**Exercise instructions**
Note each line that includes the word "LeakyCancel". Copy those lines.

**Record excerpts**
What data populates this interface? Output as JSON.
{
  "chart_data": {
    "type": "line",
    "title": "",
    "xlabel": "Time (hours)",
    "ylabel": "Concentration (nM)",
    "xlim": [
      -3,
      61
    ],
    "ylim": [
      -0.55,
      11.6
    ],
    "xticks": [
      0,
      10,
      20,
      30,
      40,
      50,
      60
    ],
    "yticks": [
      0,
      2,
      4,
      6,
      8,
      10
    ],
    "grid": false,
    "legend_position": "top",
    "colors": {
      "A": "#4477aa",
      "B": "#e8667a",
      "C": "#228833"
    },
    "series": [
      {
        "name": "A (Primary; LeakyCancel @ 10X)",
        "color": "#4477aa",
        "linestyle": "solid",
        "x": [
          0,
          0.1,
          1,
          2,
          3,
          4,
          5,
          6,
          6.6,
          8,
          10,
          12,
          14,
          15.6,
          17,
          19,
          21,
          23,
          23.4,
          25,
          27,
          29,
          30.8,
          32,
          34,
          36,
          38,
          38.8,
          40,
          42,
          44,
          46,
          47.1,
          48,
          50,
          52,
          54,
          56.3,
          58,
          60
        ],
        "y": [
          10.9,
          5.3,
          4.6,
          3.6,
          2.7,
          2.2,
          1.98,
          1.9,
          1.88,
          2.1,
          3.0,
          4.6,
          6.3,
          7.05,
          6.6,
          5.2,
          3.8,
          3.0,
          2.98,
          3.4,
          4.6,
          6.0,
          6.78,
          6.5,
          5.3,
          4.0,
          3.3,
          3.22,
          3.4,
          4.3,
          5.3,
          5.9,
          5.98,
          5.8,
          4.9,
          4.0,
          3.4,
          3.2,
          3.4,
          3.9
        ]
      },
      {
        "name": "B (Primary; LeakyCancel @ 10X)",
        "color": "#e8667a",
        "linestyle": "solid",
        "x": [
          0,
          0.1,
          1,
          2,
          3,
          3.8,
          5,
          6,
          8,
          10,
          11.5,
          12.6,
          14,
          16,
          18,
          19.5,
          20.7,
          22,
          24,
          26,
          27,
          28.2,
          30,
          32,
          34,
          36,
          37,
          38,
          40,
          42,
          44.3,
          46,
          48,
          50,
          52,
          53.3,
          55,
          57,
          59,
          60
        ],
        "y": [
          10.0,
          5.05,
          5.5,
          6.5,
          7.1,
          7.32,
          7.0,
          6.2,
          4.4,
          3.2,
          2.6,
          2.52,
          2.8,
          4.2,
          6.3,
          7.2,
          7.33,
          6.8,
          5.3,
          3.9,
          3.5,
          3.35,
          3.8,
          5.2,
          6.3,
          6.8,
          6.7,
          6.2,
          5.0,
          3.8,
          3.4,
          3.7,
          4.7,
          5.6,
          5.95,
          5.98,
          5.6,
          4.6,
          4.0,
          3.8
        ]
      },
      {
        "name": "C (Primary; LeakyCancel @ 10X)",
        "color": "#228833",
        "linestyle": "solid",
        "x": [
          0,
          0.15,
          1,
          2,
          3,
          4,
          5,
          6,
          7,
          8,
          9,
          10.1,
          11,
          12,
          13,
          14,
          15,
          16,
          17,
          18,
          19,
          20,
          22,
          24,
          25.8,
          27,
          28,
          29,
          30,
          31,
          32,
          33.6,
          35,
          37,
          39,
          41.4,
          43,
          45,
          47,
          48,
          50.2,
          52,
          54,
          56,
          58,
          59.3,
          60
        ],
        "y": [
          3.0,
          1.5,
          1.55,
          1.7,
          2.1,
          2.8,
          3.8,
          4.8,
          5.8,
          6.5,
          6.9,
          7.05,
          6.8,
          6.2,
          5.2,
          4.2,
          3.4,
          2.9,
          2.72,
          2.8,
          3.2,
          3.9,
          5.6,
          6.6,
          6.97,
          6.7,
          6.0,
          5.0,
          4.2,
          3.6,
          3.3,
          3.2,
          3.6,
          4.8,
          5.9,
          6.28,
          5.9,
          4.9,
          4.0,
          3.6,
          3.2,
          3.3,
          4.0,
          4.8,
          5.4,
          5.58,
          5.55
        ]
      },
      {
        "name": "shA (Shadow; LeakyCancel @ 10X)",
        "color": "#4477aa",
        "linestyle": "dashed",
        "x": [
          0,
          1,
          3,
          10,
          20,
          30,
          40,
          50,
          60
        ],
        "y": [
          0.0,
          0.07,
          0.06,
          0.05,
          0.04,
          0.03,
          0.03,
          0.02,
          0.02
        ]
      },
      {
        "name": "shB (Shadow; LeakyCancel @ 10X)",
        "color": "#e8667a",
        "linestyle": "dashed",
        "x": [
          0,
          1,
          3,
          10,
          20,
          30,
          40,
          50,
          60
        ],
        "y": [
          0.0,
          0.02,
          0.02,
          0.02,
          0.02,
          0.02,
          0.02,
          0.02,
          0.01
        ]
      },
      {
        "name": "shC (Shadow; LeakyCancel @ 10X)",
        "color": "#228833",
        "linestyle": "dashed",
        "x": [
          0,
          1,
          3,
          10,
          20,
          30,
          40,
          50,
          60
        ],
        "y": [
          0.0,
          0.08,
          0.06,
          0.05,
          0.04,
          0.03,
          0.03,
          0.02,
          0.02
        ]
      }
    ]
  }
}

---

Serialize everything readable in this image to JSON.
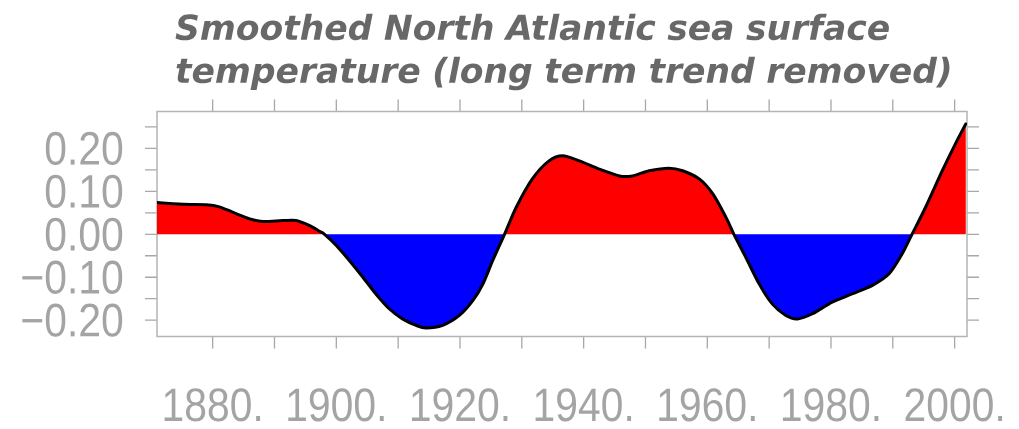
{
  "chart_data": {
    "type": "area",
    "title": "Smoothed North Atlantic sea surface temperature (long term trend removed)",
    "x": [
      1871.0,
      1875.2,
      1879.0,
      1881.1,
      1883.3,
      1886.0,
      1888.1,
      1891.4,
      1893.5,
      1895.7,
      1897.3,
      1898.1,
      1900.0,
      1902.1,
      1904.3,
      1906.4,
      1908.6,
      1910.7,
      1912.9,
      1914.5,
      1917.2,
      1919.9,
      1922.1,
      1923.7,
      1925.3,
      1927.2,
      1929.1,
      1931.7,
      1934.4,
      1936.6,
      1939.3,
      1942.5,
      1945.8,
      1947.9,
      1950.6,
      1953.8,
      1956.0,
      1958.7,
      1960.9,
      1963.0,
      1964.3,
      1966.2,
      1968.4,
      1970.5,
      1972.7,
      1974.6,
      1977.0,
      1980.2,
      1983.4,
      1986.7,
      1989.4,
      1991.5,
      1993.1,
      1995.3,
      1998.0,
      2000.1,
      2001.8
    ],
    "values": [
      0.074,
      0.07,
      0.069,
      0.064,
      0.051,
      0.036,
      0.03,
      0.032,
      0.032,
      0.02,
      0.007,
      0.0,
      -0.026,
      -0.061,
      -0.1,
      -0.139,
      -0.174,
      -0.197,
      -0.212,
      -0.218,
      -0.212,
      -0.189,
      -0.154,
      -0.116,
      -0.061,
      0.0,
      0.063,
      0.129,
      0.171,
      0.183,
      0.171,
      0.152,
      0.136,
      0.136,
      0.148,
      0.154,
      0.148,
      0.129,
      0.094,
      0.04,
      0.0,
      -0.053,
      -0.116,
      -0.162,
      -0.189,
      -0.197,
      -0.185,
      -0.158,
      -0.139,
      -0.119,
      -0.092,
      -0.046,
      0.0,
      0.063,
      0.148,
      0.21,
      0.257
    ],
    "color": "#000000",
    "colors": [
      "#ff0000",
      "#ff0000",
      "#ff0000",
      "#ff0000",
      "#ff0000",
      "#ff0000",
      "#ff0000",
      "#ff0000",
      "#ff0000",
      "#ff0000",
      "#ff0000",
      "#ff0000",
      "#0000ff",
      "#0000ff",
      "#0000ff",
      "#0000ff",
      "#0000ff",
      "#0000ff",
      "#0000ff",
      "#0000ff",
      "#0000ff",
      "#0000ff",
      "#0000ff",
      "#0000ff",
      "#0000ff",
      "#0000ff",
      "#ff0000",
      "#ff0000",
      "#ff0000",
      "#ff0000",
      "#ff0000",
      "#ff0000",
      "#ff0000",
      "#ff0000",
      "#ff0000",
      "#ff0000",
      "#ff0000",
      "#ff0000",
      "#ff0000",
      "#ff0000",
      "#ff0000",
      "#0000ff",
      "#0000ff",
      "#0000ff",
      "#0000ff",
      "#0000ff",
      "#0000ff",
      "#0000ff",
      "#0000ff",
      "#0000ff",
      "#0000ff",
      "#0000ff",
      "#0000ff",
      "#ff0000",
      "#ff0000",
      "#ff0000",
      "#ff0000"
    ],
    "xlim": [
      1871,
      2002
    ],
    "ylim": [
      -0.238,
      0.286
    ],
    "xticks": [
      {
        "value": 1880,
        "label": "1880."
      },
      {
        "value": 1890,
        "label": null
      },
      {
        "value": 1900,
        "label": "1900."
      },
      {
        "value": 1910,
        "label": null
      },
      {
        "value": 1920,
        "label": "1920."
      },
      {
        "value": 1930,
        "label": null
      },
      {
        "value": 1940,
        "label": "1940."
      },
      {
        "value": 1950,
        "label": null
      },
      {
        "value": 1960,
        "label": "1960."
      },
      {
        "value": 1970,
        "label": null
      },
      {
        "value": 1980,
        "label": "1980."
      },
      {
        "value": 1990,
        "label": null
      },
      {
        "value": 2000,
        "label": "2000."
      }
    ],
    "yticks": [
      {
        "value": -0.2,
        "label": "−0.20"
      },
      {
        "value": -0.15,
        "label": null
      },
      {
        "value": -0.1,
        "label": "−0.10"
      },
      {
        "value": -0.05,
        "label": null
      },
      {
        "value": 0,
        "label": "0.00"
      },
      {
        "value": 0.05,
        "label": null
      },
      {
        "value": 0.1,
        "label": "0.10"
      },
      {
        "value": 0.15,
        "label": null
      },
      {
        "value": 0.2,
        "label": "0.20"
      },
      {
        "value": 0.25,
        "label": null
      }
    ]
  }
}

**Worked answer**
        "name": "A (Primary; LeakyCancel @ 10X)",
        "name": "B (Primary; LeakyCancel @ 10X)",
        "name": "C (Primary; LeakyCancel @ 10X)",
        "name": "shA (Shadow; LeakyCancel @ 10X)",
        "name": "shB (Shadow; LeakyCancel @ 10X)",
        "name": "shC (Shadow; LeakyCancel @ 10X)",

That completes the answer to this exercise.